**TASK LIST:**
1. In the passage on entrepreneurship in the Middle East and North Africa, how long has a nascent business ecosystem been emerging in the region?
2. From the passage on entrepreneurship in the Middle East and North Africa, quote the words starting with "It involves a" and going on through "attitude toward entrepreneurship.".

**DOCUMENT EXTRACT:**
It involves a range of skills, both “hard” and “soft”, such as managing a start-up enterprise, motivating employees, assembling a cohesive team, tailoring a product to a well-defined market, adapting rapidly to fast-changing circumstances and consumer sentiment, and understanding how to convert an interesting technology into a viable business. These skills are not acquired, and nor can businesses succeed, in a vacuum. They need a business “ecosystem”, where potential entrepreneurs can learn the right skills and innovation is both encouraged and nurtured. For the Middle East and North Africa (MENA), this will require a change in the cultural attitude toward entrepreneurship.

Nascent ecosystem emerging in MENA

A nascent ecosystem has been emerging in MENA over the past five years. The few businesses that have achieved success in this evolving environment were private sector led, usually by members of the diaspora or those who had either studied or started a business abroad. These individuals come equipped with access to international networks and markets and they have clear incentives to see their ventures succeed. They invest their time as well as their money; key ingredients for a successful business ecosystem that need to be further encouraged. Governments need to know that strengthening innovation-led growth entails understanding and promoting investments in research and development (R&D), cultivating the necessary skills, putting in place a functional and effective business environment and the mechanisms to foster private and public collaboration.

**PROVIDED RECORDS:**

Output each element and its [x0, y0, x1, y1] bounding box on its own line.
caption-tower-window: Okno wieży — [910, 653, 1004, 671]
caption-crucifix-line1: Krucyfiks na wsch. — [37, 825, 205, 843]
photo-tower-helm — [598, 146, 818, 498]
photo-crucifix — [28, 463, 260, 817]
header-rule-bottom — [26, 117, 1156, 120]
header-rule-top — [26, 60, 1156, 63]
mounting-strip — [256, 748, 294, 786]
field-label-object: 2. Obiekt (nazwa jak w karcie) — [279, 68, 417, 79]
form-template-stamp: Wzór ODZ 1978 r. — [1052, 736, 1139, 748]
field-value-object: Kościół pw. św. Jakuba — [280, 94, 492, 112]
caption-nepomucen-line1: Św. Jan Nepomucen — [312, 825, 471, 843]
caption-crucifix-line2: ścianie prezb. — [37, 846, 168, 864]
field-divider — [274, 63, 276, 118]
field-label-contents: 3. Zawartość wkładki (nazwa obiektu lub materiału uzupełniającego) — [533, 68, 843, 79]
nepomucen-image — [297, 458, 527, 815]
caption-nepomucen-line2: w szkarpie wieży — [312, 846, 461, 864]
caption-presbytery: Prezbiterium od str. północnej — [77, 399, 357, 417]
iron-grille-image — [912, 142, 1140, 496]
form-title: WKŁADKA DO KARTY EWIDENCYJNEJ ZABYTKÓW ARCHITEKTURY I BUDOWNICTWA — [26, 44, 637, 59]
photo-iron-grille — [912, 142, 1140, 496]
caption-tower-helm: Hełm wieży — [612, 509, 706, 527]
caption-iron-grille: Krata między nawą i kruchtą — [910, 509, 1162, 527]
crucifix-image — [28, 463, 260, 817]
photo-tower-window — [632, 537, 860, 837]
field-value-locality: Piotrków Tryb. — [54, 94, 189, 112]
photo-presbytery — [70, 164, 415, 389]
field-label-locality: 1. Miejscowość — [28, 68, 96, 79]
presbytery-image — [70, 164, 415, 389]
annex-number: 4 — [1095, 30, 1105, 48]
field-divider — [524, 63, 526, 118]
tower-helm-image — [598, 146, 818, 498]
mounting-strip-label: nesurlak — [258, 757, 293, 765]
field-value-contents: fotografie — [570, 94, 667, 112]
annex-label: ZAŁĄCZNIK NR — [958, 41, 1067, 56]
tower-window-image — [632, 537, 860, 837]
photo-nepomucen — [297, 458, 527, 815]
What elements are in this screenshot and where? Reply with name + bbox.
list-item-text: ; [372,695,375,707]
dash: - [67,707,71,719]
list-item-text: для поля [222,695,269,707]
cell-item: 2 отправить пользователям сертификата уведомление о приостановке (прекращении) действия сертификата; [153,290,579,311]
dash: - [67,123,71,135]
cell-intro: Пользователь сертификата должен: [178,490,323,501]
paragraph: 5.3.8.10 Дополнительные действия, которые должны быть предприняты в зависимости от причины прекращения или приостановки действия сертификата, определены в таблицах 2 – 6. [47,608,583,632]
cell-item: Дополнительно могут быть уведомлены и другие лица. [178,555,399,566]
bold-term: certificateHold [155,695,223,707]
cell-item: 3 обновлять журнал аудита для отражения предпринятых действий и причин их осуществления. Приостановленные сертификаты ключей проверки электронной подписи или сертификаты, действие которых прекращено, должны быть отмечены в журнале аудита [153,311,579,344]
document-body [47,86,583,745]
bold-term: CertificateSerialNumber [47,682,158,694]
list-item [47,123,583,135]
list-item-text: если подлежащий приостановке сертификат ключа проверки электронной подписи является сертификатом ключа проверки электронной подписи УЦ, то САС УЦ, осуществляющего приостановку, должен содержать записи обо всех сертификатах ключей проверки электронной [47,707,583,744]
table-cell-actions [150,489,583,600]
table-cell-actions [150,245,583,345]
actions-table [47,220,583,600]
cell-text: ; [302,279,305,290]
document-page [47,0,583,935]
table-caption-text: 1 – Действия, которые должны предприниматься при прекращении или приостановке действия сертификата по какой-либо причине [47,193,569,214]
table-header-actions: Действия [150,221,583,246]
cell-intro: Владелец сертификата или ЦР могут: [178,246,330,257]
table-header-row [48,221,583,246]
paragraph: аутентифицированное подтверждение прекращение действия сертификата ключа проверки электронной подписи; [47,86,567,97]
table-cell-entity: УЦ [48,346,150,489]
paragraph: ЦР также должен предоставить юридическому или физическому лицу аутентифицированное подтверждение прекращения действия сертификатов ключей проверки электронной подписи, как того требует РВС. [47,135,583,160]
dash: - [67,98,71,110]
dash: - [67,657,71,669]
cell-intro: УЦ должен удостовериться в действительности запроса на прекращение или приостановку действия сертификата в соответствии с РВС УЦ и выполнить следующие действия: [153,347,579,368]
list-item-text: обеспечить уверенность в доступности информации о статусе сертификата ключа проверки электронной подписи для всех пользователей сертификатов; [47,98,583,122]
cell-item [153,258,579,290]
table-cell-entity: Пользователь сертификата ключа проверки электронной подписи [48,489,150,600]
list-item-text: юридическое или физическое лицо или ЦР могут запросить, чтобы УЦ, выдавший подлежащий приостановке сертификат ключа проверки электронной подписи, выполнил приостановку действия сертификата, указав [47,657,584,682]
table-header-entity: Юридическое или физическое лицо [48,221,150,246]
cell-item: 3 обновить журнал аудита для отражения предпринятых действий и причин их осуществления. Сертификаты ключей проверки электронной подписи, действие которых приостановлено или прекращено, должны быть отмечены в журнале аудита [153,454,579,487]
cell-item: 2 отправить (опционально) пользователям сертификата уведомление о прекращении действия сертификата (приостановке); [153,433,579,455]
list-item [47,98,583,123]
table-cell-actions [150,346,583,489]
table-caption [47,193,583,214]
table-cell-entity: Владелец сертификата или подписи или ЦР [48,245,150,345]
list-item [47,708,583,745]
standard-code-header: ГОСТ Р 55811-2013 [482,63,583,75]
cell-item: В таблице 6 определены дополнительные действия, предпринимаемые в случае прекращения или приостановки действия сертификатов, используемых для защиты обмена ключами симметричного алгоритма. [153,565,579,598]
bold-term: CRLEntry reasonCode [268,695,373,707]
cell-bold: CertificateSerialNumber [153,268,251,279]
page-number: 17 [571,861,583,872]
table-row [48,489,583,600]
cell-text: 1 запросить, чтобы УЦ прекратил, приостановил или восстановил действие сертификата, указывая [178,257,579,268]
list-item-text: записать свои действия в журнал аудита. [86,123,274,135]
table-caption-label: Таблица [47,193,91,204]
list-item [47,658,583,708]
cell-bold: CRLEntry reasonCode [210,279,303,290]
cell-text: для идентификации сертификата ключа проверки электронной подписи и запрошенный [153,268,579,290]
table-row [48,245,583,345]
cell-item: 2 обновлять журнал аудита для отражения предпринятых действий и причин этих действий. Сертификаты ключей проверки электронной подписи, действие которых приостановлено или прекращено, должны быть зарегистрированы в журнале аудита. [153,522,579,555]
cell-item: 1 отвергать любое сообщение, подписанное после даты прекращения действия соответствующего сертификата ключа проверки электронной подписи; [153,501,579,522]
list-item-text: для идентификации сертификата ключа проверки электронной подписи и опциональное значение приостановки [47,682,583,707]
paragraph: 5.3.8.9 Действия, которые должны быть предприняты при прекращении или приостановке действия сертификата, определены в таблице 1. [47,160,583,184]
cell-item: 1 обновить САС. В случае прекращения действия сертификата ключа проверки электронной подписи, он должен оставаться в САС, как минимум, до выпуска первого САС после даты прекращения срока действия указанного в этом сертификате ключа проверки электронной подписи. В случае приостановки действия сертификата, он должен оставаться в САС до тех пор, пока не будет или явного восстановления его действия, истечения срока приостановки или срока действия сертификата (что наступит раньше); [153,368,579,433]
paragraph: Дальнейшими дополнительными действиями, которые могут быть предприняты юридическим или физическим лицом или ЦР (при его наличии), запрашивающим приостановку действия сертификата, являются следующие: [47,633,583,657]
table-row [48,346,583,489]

**ANSWERS BY TASK:**
1. Over the past five years.

2.
It involves a range of skills, both “hard” and “soft”, such as managing a start-up enterprise, motivating employees, assembling a cohesive team, tailoring a product to a well-defined market, adapting rapidly to fast-changing circumstances and consumer sentiment, and understanding how to convert an interesting technology into a viable business. These skills are not acquired, and nor can businesses succeed, in a vacuum. They need a business “ecosystem”, where potential entrepreneurs can learn the right skills and innovation is both encouraged and nurtured. For the Middle East and North Africa (MENA), this will require a change in the cultural attitude toward entrepreneurship.